**TASK GOAL:**
From the listing below, pull out the lines that hold "Альбани".

:::

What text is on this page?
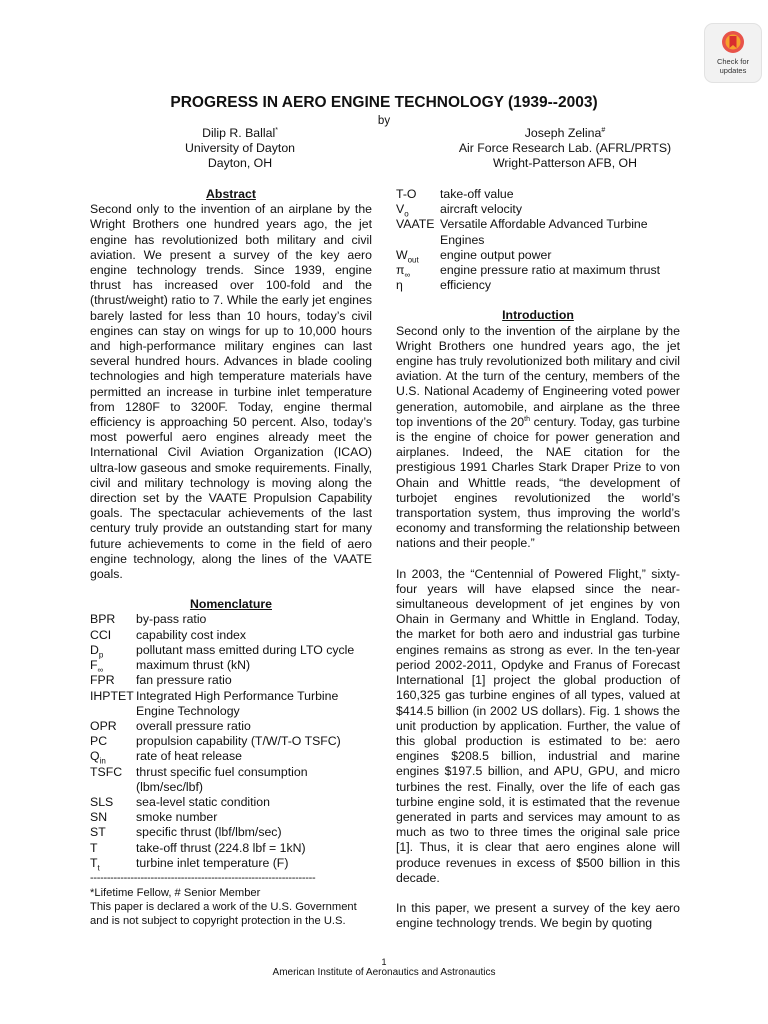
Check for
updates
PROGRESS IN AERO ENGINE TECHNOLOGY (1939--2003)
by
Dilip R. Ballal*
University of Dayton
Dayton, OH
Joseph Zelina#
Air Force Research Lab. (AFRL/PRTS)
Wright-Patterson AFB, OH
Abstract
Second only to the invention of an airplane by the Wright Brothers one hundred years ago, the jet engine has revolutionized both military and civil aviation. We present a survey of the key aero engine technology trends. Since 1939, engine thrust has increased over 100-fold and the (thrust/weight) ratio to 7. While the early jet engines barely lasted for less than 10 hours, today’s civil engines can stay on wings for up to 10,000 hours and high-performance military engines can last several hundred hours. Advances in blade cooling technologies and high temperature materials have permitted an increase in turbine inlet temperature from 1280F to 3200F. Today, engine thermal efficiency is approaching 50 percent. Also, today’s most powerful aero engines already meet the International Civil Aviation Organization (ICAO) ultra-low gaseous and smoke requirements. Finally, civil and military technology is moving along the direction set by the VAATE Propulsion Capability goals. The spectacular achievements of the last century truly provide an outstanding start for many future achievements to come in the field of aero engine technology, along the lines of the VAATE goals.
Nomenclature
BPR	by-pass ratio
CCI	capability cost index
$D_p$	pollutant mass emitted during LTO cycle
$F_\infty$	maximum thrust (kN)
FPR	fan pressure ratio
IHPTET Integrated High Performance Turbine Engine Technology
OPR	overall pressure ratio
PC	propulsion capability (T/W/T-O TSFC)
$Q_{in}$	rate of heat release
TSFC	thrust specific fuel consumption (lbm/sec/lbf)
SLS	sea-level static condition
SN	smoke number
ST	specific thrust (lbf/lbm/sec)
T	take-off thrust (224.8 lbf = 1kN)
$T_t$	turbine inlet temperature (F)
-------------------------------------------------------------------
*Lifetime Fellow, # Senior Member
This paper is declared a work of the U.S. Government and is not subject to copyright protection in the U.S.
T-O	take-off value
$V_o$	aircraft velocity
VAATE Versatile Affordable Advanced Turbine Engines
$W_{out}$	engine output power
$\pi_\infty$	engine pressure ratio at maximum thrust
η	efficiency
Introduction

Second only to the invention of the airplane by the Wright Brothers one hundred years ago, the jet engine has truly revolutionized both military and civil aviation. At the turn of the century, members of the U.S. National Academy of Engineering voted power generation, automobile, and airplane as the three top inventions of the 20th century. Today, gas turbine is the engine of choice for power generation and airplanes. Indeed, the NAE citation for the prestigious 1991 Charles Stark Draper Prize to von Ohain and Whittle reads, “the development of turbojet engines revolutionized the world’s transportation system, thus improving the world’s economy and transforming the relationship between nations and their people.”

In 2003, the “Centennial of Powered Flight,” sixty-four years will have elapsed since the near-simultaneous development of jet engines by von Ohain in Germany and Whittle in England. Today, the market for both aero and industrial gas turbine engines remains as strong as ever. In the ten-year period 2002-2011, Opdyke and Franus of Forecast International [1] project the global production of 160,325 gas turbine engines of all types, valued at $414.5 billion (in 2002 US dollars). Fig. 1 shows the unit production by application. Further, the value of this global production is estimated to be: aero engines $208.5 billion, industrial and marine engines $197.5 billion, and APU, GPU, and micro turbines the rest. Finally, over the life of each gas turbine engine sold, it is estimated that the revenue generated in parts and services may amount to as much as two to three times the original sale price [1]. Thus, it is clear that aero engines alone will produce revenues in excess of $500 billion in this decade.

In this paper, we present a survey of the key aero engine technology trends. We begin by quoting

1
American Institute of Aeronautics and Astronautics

:::

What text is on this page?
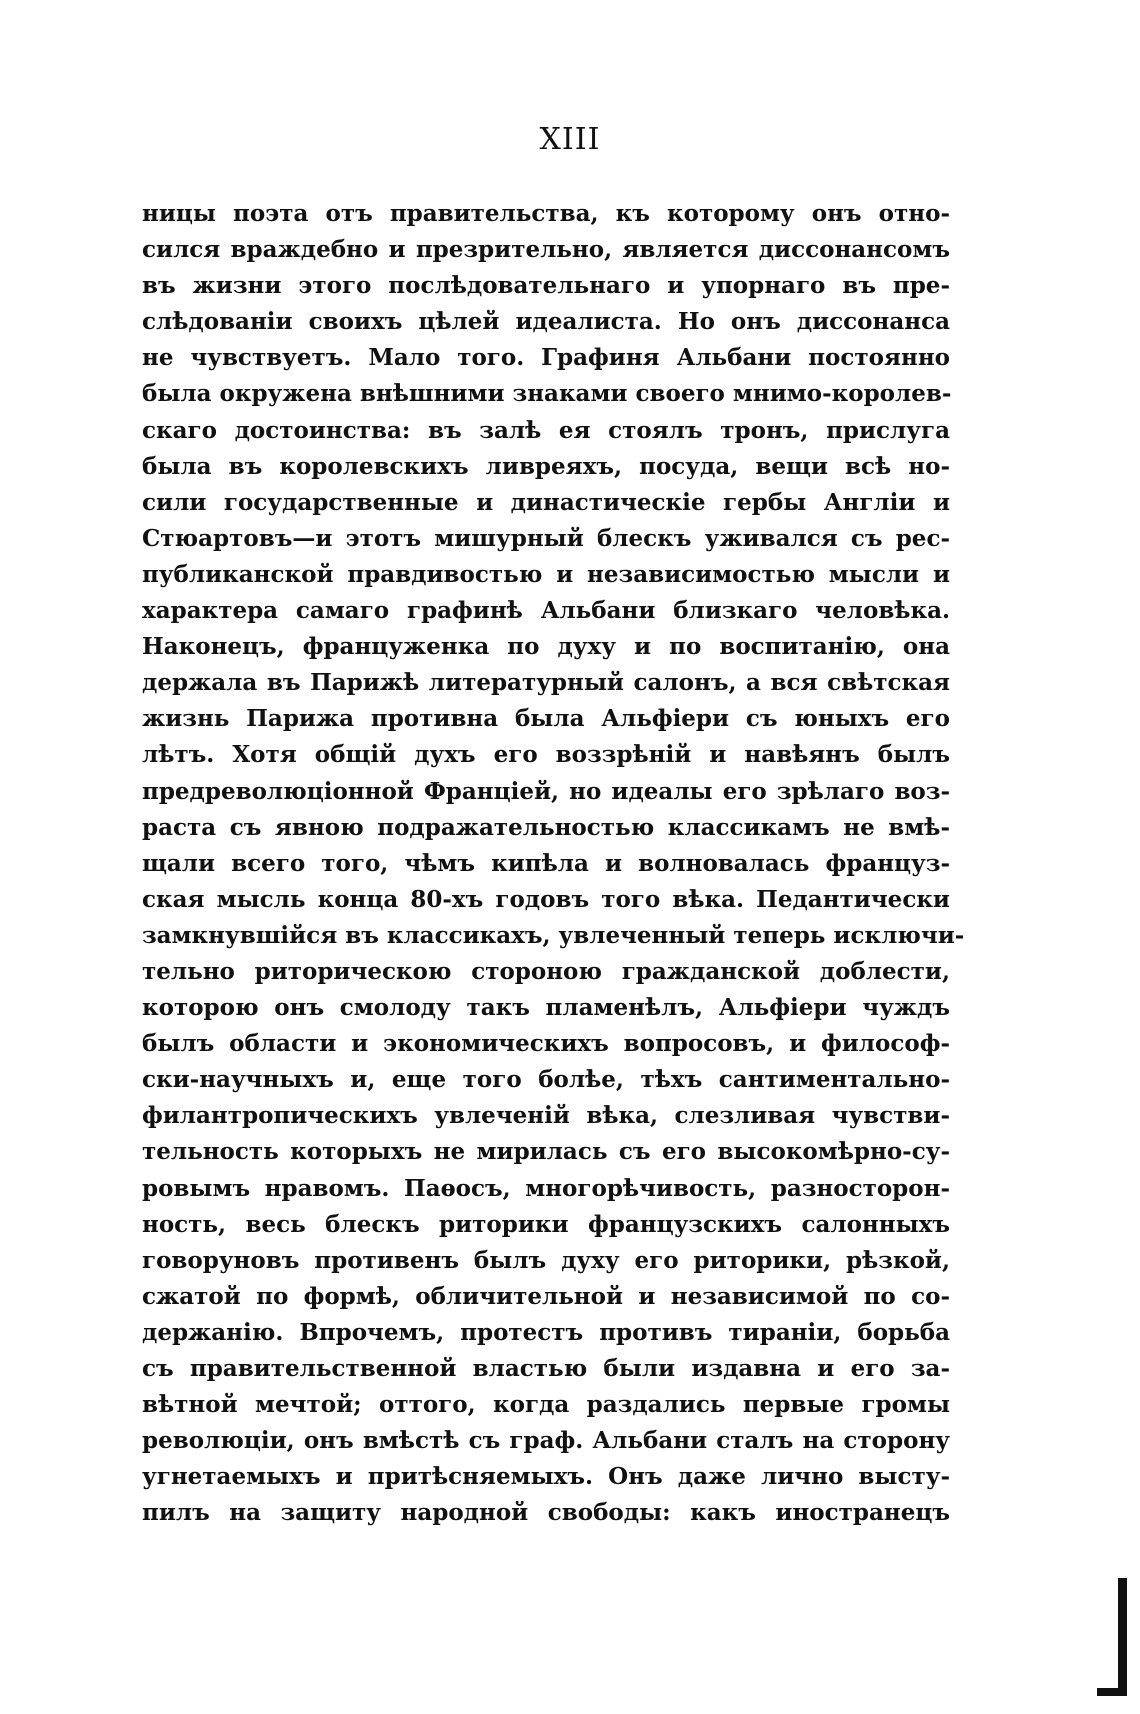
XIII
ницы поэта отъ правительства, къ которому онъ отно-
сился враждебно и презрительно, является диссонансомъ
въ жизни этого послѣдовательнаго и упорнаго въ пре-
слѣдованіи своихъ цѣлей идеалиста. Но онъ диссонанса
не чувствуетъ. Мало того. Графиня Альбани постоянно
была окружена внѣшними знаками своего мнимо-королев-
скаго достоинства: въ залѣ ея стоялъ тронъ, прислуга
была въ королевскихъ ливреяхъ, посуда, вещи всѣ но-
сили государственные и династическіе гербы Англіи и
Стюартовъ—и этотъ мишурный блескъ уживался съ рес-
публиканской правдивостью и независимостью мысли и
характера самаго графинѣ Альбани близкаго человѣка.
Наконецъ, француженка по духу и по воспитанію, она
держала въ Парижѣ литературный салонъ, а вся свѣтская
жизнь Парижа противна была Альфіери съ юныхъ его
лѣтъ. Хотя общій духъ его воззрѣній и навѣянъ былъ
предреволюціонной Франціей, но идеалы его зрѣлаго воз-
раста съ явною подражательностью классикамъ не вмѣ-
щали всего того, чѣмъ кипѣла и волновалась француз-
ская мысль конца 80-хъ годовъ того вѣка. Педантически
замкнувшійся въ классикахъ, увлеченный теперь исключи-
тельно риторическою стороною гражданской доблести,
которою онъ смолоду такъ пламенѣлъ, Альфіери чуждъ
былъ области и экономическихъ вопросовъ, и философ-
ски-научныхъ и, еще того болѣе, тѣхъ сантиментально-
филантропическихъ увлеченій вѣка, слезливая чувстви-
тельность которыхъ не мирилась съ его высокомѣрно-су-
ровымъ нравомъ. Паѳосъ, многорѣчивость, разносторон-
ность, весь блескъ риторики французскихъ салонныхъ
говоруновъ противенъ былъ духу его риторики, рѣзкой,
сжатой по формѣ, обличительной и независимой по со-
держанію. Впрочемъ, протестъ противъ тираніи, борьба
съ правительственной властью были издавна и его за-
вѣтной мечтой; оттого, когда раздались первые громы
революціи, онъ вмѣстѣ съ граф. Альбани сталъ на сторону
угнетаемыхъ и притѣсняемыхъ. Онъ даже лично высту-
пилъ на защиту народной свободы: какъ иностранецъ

:::

**SOLUTION TO THE PROBLEM:**
не чувствуетъ. Мало того. Графиня Альбани постоянно
характера самаго графинѣ Альбани близкаго человѣка.
революціи, онъ вмѣстѣ съ граф. Альбани сталъ на сторону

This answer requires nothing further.